Records
• • • • • • •

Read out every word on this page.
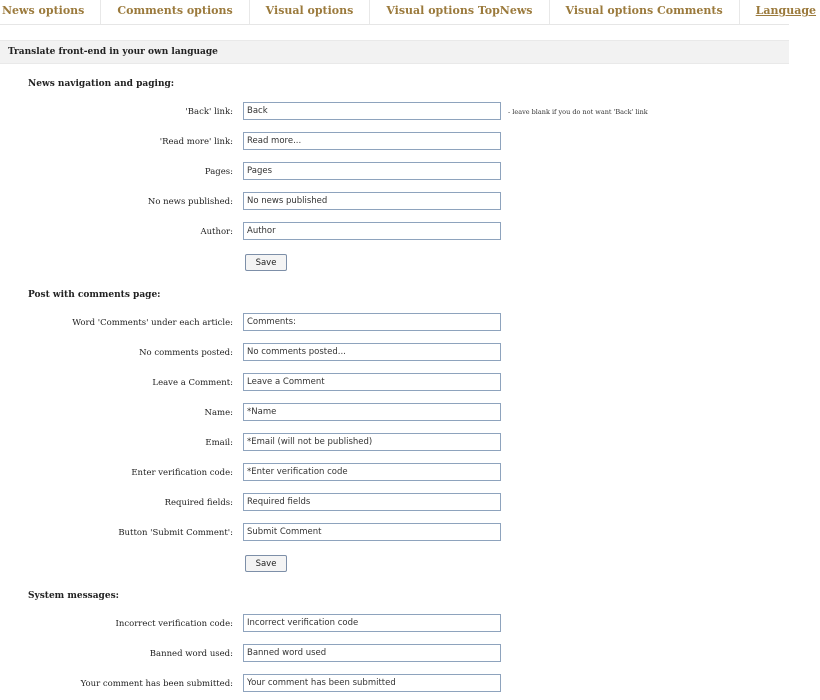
News options	Comments options	Visual options	Visual options TopNews	Visual options Comments	Language
Translate front-end in your own language
News navigation and paging:
'Back' link:
Back	- leave blank if you do not want 'Back' link
'Read more' link:
Read more...
Pages:
Pages
No news published:
No news published
Author:
Author
Save
Post with comments page:
Word 'Comments' under each article:
Comments:
No comments posted:
No comments posted...
Leave a Comment:
Leave a Comment
Name:
*Name
Email:
*Email (will not be published)
Enter verification code:
*Enter verification code
Required fields:
Required fields
Button 'Submit Comment':
Submit Comment
Save
System messages:
Incorrect verification code:
Incorrect verification code
Banned word used:
Banned word used
Your comment has been submitted:
Your comment has been submitted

• • • • • • •

> _Exercise goal_
Retype each line of the listing above word for word. Exclude the pictures.

> _Response below_
Read out every word on this page.
News options	Comments options	Visual options	Visual options TopNews	Visual options Comments	Language
Translate front-end in your own language
News navigation and paging:
'Back' link:
Back	- leave blank if you do not want 'Back' link
'Read more' link:
Read more...
Pages:
Pages
No news published:
No news published
Author:
Author
Save
Post with comments page:
Word 'Comments' under each article:
Comments:
No comments posted:
No comments posted...
Leave a Comment:
Leave a Comment
Name:
*Name
Email:
*Email (will not be published)
Enter verification code:
*Enter verification code
Required fields:
Required fields
Button 'Submit Comment':
Submit Comment
Save
System messages:
Incorrect verification code:
Incorrect verification code
Banned word used:
Banned word used
Your comment has been submitted:
Your comment has been submitted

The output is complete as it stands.